# TASK TO CARRY OUT
Would it be possible to write out each entry below exactly, without the pictures?

--- Begin DATASET CONTENT ---

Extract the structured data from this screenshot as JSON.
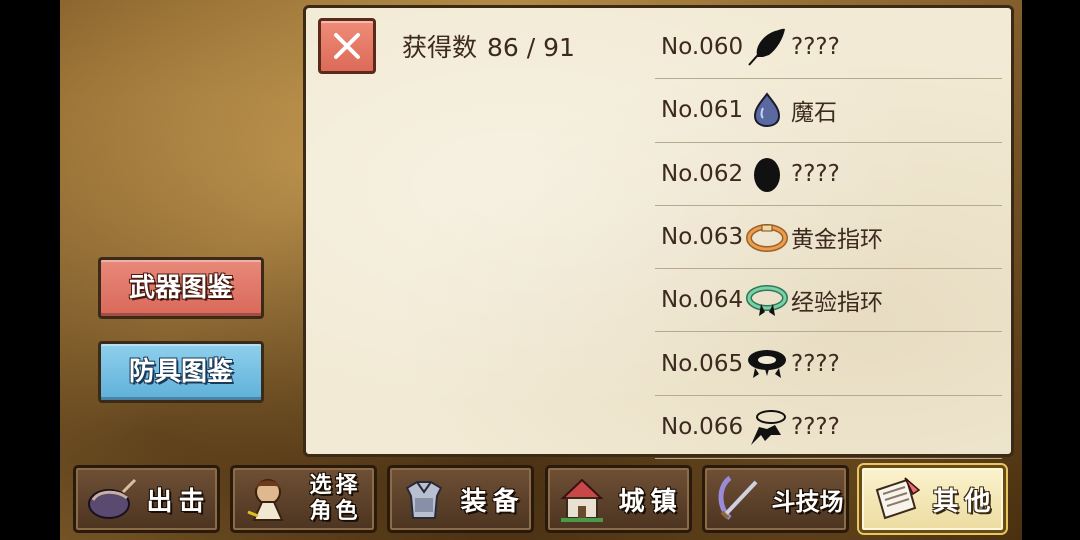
{
  "side_tabs": {
    "weapon": "武器图鉴",
    "armor": "防具图鉴"
  },
  "panel": {
    "close_icon": "close-x-icon",
    "count_label": "获得数",
    "count_value": "86 / 91"
  },
  "items": [
    {
      "no": "No.060",
      "name": "????",
      "icon": "feather-silhouette-icon"
    },
    {
      "no": "No.061",
      "name": "魔石",
      "icon": "magic-stone-icon"
    },
    {
      "no": "No.062",
      "name": "????",
      "icon": "egg-silhouette-icon"
    },
    {
      "no": "No.063",
      "name": "黄金指环",
      "icon": "gold-ring-icon"
    },
    {
      "no": "No.064",
      "name": "经验指环",
      "icon": "experience-ring-icon"
    },
    {
      "no": "No.065",
      "name": "????",
      "icon": "ring-silhouette-icon"
    },
    {
      "no": "No.066",
      "name": "????",
      "icon": "scarf-silhouette-icon"
    }
  ],
  "nav": [
    {
      "label": "出击",
      "icon": "sortie-icon"
    },
    {
      "label": "选择角色",
      "line1": "选择",
      "line2": "角色",
      "icon": "character-select-icon"
    },
    {
      "label": "装备",
      "icon": "armor-equip-icon"
    },
    {
      "label": "城镇",
      "icon": "town-icon"
    },
    {
      "label": "斗技场",
      "icon": "arena-icon"
    },
    {
      "label": "其他",
      "icon": "other-scroll-icon",
      "active": true
    }
  ]
}
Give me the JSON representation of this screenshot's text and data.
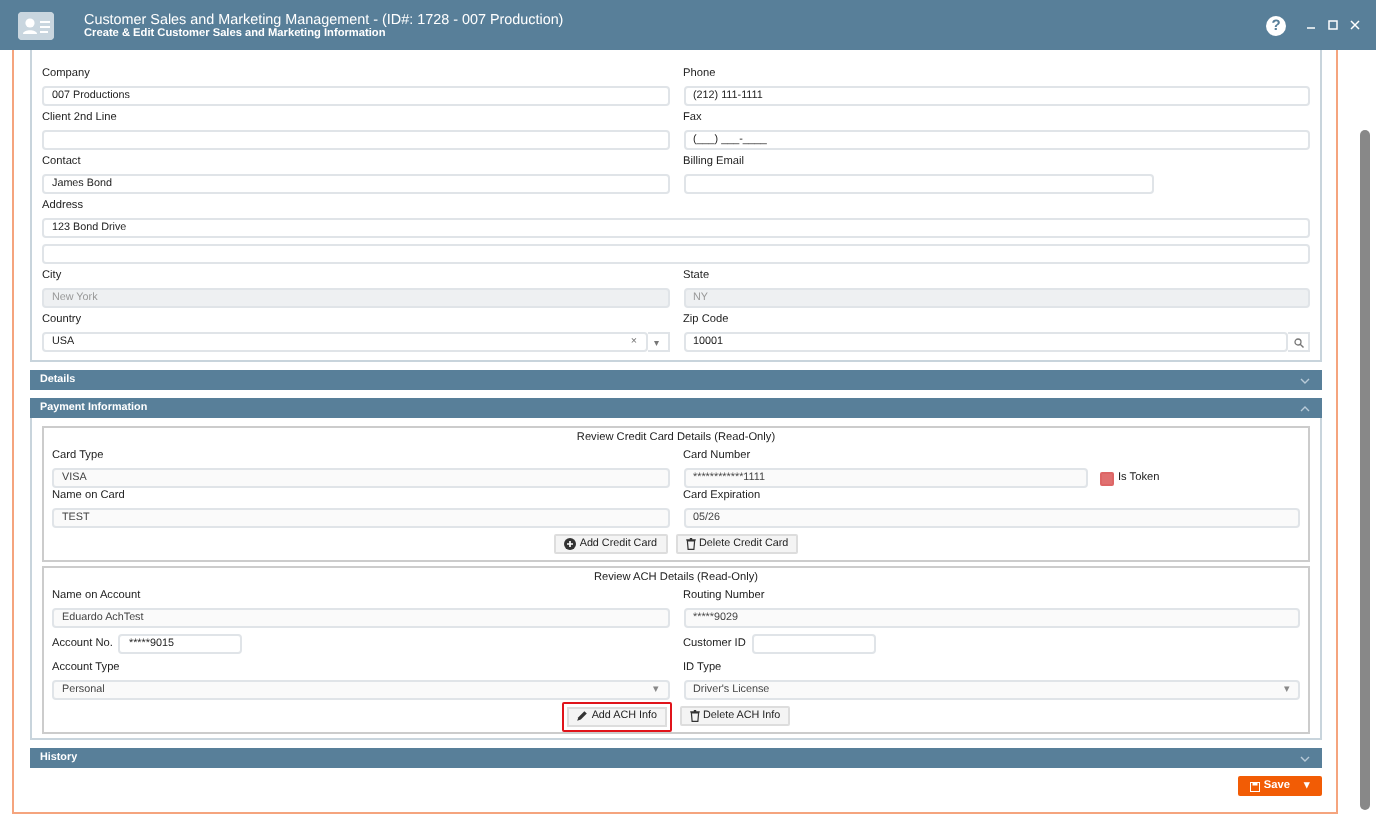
{
  "window": {
    "title": "Customer Sales and Marketing Management - (ID#: 1728 - 007 Production)",
    "subtitle": "Create & Edit Customer Sales and Marketing Information",
    "help": "?"
  },
  "customer": {
    "rows": [
      [
        {
          "label": "Company",
          "value": "007 Productions",
          "kind": "text",
          "disabled": false
        },
        {
          "label": "Phone",
          "value": "(212) 111-1111",
          "kind": "text",
          "disabled": false
        }
      ],
      [
        {
          "label": "Client 2nd Line",
          "kind": "text",
          "disabled": false
        },
        {
          "label": "Fax",
          "value": "(___) ___-____",
          "kind": "text",
          "disabled": false
        }
      ],
      [
        {
          "label": "Contact",
          "value": "James Bond",
          "kind": "text",
          "disabled": false
        },
        {
          "label": "Billing Email",
          "kind": "short",
          "disabled": false
        }
      ],
      [
        {
          "label": "Address",
          "value": "123 Bond Drive",
          "kind": "address",
          "disabled": false
        }
      ],
      [
        {
          "label": "City",
          "value": "New York",
          "kind": "text",
          "disabled": true
        },
        {
          "label": "State",
          "value": "NY",
          "kind": "text",
          "disabled": true
        }
      ],
      [
        {
          "label": "Country",
          "value": "USA",
          "kind": "combo",
          "clear": "×",
          "caret": "▾",
          "disabled": false
        },
        {
          "label": "Zip Code",
          "value": "10001",
          "kind": "search",
          "disabled": false
        }
      ]
    ]
  },
  "sections": [
    {
      "title": "Details",
      "expanded": false
    },
    {
      "title": "Payment Information",
      "expanded": true,
      "panels": [
        {
          "title": "Review Credit Card Details (Read-Only)",
          "rows": [
            [
              {
                "label": "Card Type",
                "value": "VISA",
                "kind": "readonly"
              },
              {
                "label": "Card Number",
                "value": "************1111",
                "kind": "token",
                "token": {
                  "label": "Is Token",
                  "checked": true
                }
              }
            ],
            [
              {
                "label": "Name on Card",
                "value": "TEST",
                "kind": "readonly"
              },
              {
                "label": "Card Expiration",
                "value": "05/26",
                "kind": "readonly"
              }
            ]
          ],
          "buttons": [
            {
              "label": "Add Credit Card",
              "kind": "add",
              "highlighted": false
            },
            {
              "label": "Delete Credit Card",
              "kind": "delete",
              "highlighted": false
            }
          ]
        },
        {
          "title": "Review ACH Details (Read-Only)",
          "rows": [
            [
              {
                "label": "Name on Account",
                "value": "Eduardo AchTest",
                "kind": "readonly"
              },
              {
                "label": "Routing Number",
                "value": "*****9029",
                "kind": "readonly"
              }
            ],
            [
              {
                "label": "Account No.",
                "value": "*****9015",
                "kind": "inline"
              },
              {
                "label": "Customer ID",
                "kind": "inline"
              }
            ],
            [
              {
                "label": "Account Type",
                "value": "Personal",
                "kind": "select",
                "caret": "▾"
              },
              {
                "label": "ID Type",
                "value": "Driver's License",
                "kind": "select",
                "caret": "▾"
              }
            ]
          ],
          "buttons": [
            {
              "label": "Add ACH Info",
              "kind": "edit",
              "highlighted": true
            },
            {
              "label": "Delete ACH Info",
              "kind": "delete",
              "highlighted": false
            }
          ]
        }
      ]
    },
    {
      "title": "History",
      "expanded": false
    }
  ],
  "save": {
    "label": "Save",
    "caret": "▾"
  }
}
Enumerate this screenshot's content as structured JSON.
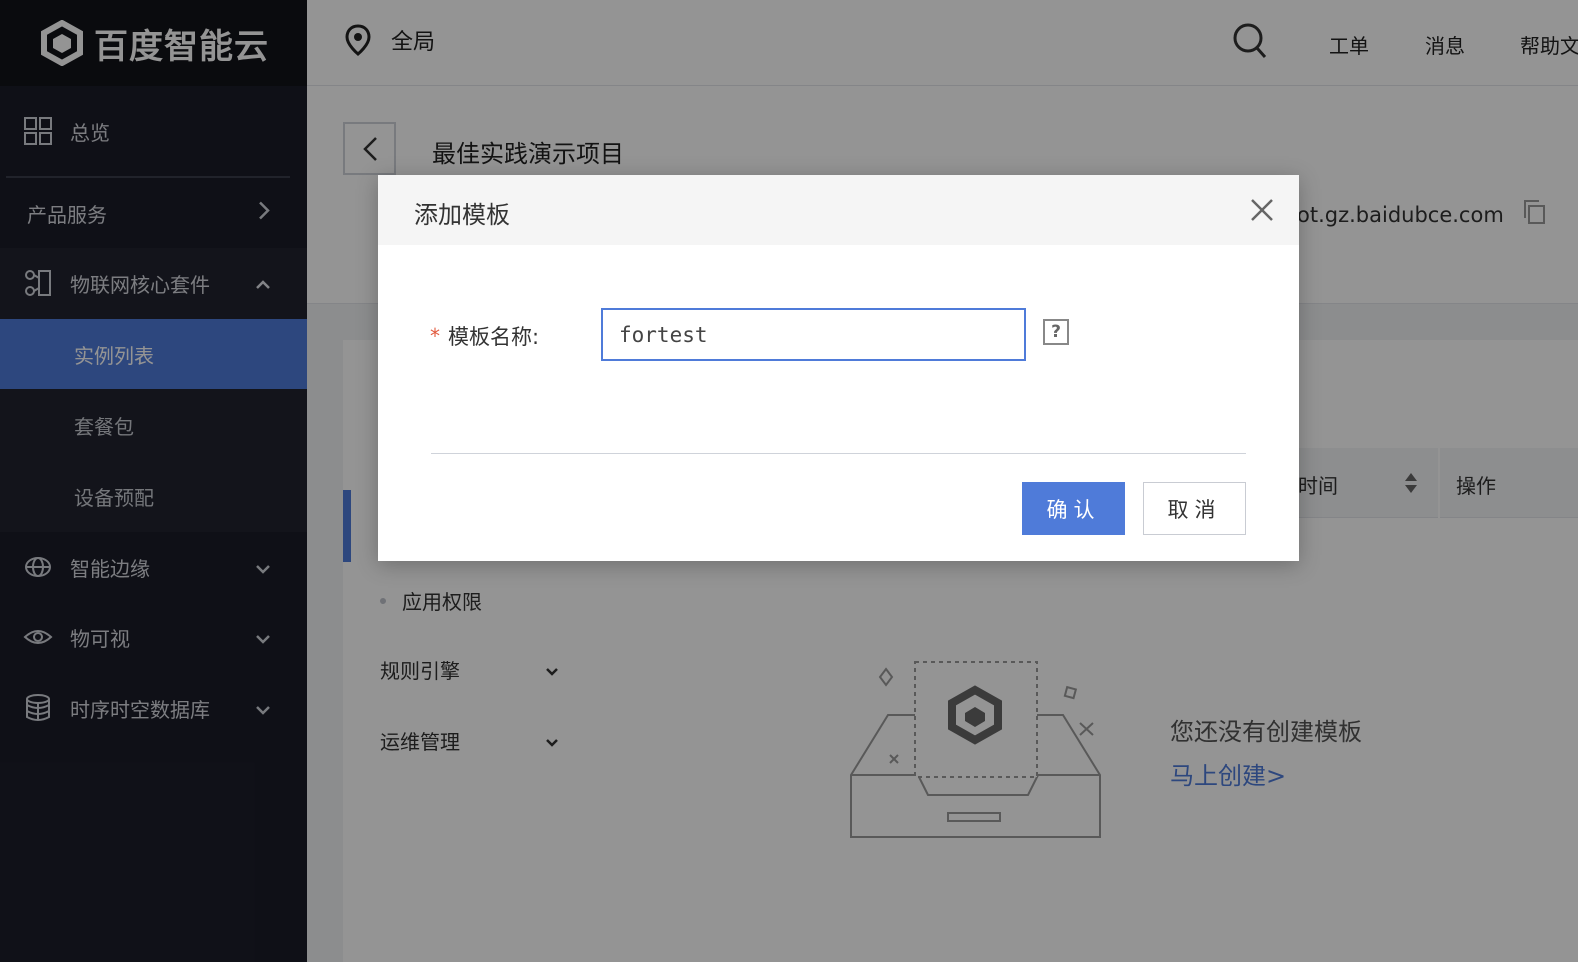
{
  "brand": {
    "name": "百度智能云",
    "icon": "baidu-cloud-hexagon-logo"
  },
  "sidebar": {
    "overview": {
      "label": "总览",
      "icon": "grid-icon"
    },
    "products": {
      "label": "产品服务",
      "icon": "chevron-right-icon"
    },
    "iot_core": {
      "label": "物联网核心套件",
      "icon": "nodes-icon"
    },
    "iot_sub": [
      {
        "label": "实例列表",
        "active": true
      },
      {
        "label": "套餐包",
        "active": false
      },
      {
        "label": "设备预配",
        "active": false
      }
    ],
    "groups": [
      {
        "label": "智能边缘",
        "icon": "edge-icon"
      },
      {
        "label": "物可视",
        "icon": "eye-icon"
      },
      {
        "label": "时序时空数据库",
        "icon": "database-icon"
      }
    ]
  },
  "topbar": {
    "region": "全局",
    "links": [
      "工单",
      "消息",
      "帮助文"
    ]
  },
  "page": {
    "project_title": "最佳实践演示项目",
    "endpoint_text": "ot.gz.baidubce.com"
  },
  "subnav": {
    "items": [
      {
        "label": "应用权限",
        "type": "leaf"
      },
      {
        "label": "规则引擎",
        "type": "group"
      },
      {
        "label": "运维管理",
        "type": "group"
      }
    ]
  },
  "table": {
    "col_time": "时间",
    "col_op": "操作"
  },
  "empty_state": {
    "text": "您还没有创建模板",
    "link": "马上创建>"
  },
  "modal": {
    "title": "添加模板",
    "field_label": "模板名称:",
    "required_mark": "*",
    "field_value": "fortest",
    "help": "?",
    "confirm_label": "确认",
    "cancel_label": "取消"
  },
  "colors": {
    "accent": "#4f7bd9",
    "sidebar_bg": "#1b1d29",
    "required": "#e25b3f"
  }
}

--- End DATASET CONTENT ---

# RESULT OF THE EXERCISE
Extract the structured data from this screenshot as JSON.
{
  "side_tabs": {
    "weapon": "武器图鉴",
    "armor": "防具图鉴"
  },
  "panel": {
    "close_icon": "close-x-icon",
    "count_label": "获得数",
    "count_value": "86 / 91"
  },
  "items": [
    {
      "no": "No.060",
      "name": "????",
      "icon": "feather-silhouette-icon"
    },
    {
      "no": "No.061",
      "name": "魔石",
      "icon": "magic-stone-icon"
    },
    {
      "no": "No.062",
      "name": "????",
      "icon": "egg-silhouette-icon"
    },
    {
      "no": "No.063",
      "name": "黄金指环",
      "icon": "gold-ring-icon"
    },
    {
      "no": "No.064",
      "name": "经验指环",
      "icon": "experience-ring-icon"
    },
    {
      "no": "No.065",
      "name": "????",
      "icon": "ring-silhouette-icon"
    },
    {
      "no": "No.066",
      "name": "????",
      "icon": "scarf-silhouette-icon"
    }
  ],
  "nav": [
    {
      "label": "出击",
      "icon": "sortie-icon"
    },
    {
      "label": "选择角色",
      "line1": "选择",
      "line2": "角色",
      "icon": "character-select-icon"
    },
    {
      "label": "装备",
      "icon": "armor-equip-icon"
    },
    {
      "label": "城镇",
      "icon": "town-icon"
    },
    {
      "label": "斗技场",
      "icon": "arena-icon"
    },
    {
      "label": "其他",
      "icon": "other-scroll-icon",
      "active": true
    }
  ]
}
Give me the JSON representation of this screenshot's text and data.
{
  "window": {
    "title": "Customer Sales and Marketing Management - (ID#: 1728 - 007 Production)",
    "subtitle": "Create & Edit Customer Sales and Marketing Information",
    "help": "?"
  },
  "customer": {
    "rows": [
      [
        {
          "label": "Company",
          "value": "007 Productions",
          "kind": "text",
          "disabled": false
        },
        {
          "label": "Phone",
          "value": "(212) 111-1111",
          "kind": "text",
          "disabled": false
        }
      ],
      [
        {
          "label": "Client 2nd Line",
          "kind": "text",
          "disabled": false
        },
        {
          "label": "Fax",
          "value": "(___) ___-____",
          "kind": "text",
          "disabled": false
        }
      ],
      [
        {
          "label": "Contact",
          "value": "James Bond",
          "kind": "text",
          "disabled": false
        },
        {
          "label": "Billing Email",
          "kind": "short",
          "disabled": false
        }
      ],
      [
        {
          "label": "Address",
          "value": "123 Bond Drive",
          "kind": "address",
          "disabled": false
        }
      ],
      [
        {
          "label": "City",
          "value": "New York",
          "kind": "text",
          "disabled": true
        },
        {
          "label": "State",
          "value": "NY",
          "kind": "text",
          "disabled": true
        }
      ],
      [
        {
          "label": "Country",
          "value": "USA",
          "kind": "combo",
          "clear": "×",
          "caret": "▾",
          "disabled": false
        },
        {
          "label": "Zip Code",
          "value": "10001",
          "kind": "search",
          "disabled": false
        }
      ]
    ]
  },
  "sections": [
    {
      "title": "Details",
      "expanded": false
    },
    {
      "title": "Payment Information",
      "expanded": true,
      "panels": [
        {
          "title": "Review Credit Card Details (Read-Only)",
          "rows": [
            [
              {
                "label": "Card Type",
                "value": "VISA",
                "kind": "readonly"
              },
              {
                "label": "Card Number",
                "value": "************1111",
                "kind": "token",
                "token": {
                  "label": "Is Token",
                  "checked": true
                }
              }
            ],
            [
              {
                "label": "Name on Card",
                "value": "TEST",
                "kind": "readonly"
              },
              {
                "label": "Card Expiration",
                "value": "05/26",
                "kind": "readonly"
              }
            ]
          ],
          "buttons": [
            {
              "label": "Add Credit Card",
              "kind": "add",
              "highlighted": false
            },
            {
              "label": "Delete Credit Card",
              "kind": "delete",
              "highlighted": false
            }
          ]
        },
        {
          "title": "Review ACH Details (Read-Only)",
          "rows": [
            [
              {
                "label": "Name on Account",
                "value": "Eduardo AchTest",
                "kind": "readonly"
              },
              {
                "label": "Routing Number",
                "value": "*****9029",
                "kind": "readonly"
              }
            ],
            [
              {
                "label": "Account No.",
                "value": "*****9015",
                "kind": "inline"
              },
              {
                "label": "Customer ID",
                "kind": "inline"
              }
            ],
            [
              {
                "label": "Account Type",
                "value": "Personal",
                "kind": "select",
                "caret": "▾"
              },
              {
                "label": "ID Type",
                "value": "Driver's License",
                "kind": "select",
                "caret": "▾"
              }
            ]
          ],
          "buttons": [
            {
              "label": "Add ACH Info",
              "kind": "edit",
              "highlighted": true
            },
            {
              "label": "Delete ACH Info",
              "kind": "delete",
              "highlighted": false
            }
          ]
        }
      ]
    },
    {
      "title": "History",
      "expanded": false
    }
  ],
  "save": {
    "label": "Save",
    "caret": "▾"
  }
}
Enumerate this screenshot's content as structured JSON.
{
  "brand": {
    "name": "百度智能云",
    "icon": "baidu-cloud-hexagon-logo"
  },
  "sidebar": {
    "overview": {
      "label": "总览",
      "icon": "grid-icon"
    },
    "products": {
      "label": "产品服务",
      "icon": "chevron-right-icon"
    },
    "iot_core": {
      "label": "物联网核心套件",
      "icon": "nodes-icon"
    },
    "iot_sub": [
      {
        "label": "实例列表",
        "active": true
      },
      {
        "label": "套餐包",
        "active": false
      },
      {
        "label": "设备预配",
        "active": false
      }
    ],
    "groups": [
      {
        "label": "智能边缘",
        "icon": "edge-icon"
      },
      {
        "label": "物可视",
        "icon": "eye-icon"
      },
      {
        "label": "时序时空数据库",
        "icon": "database-icon"
      }
    ]
  },
  "topbar": {
    "region": "全局",
    "links": [
      "工单",
      "消息",
      "帮助文"
    ]
  },
  "page": {
    "project_title": "最佳实践演示项目",
    "endpoint_text": "ot.gz.baidubce.com"
  },
  "subnav": {
    "items": [
      {
        "label": "应用权限",
        "type": "leaf"
      },
      {
        "label": "规则引擎",
        "type": "group"
      },
      {
        "label": "运维管理",
        "type": "group"
      }
    ]
  },
  "table": {
    "col_time": "时间",
    "col_op": "操作"
  },
  "empty_state": {
    "text": "您还没有创建模板",
    "link": "马上创建>"
  },
  "modal": {
    "title": "添加模板",
    "field_label": "模板名称:",
    "required_mark": "*",
    "field_value": "fortest",
    "help": "?",
    "confirm_label": "确认",
    "cancel_label": "取消"
  },
  "colors": {
    "accent": "#4f7bd9",
    "sidebar_bg": "#1b1d29",
    "required": "#e25b3f"
  }
}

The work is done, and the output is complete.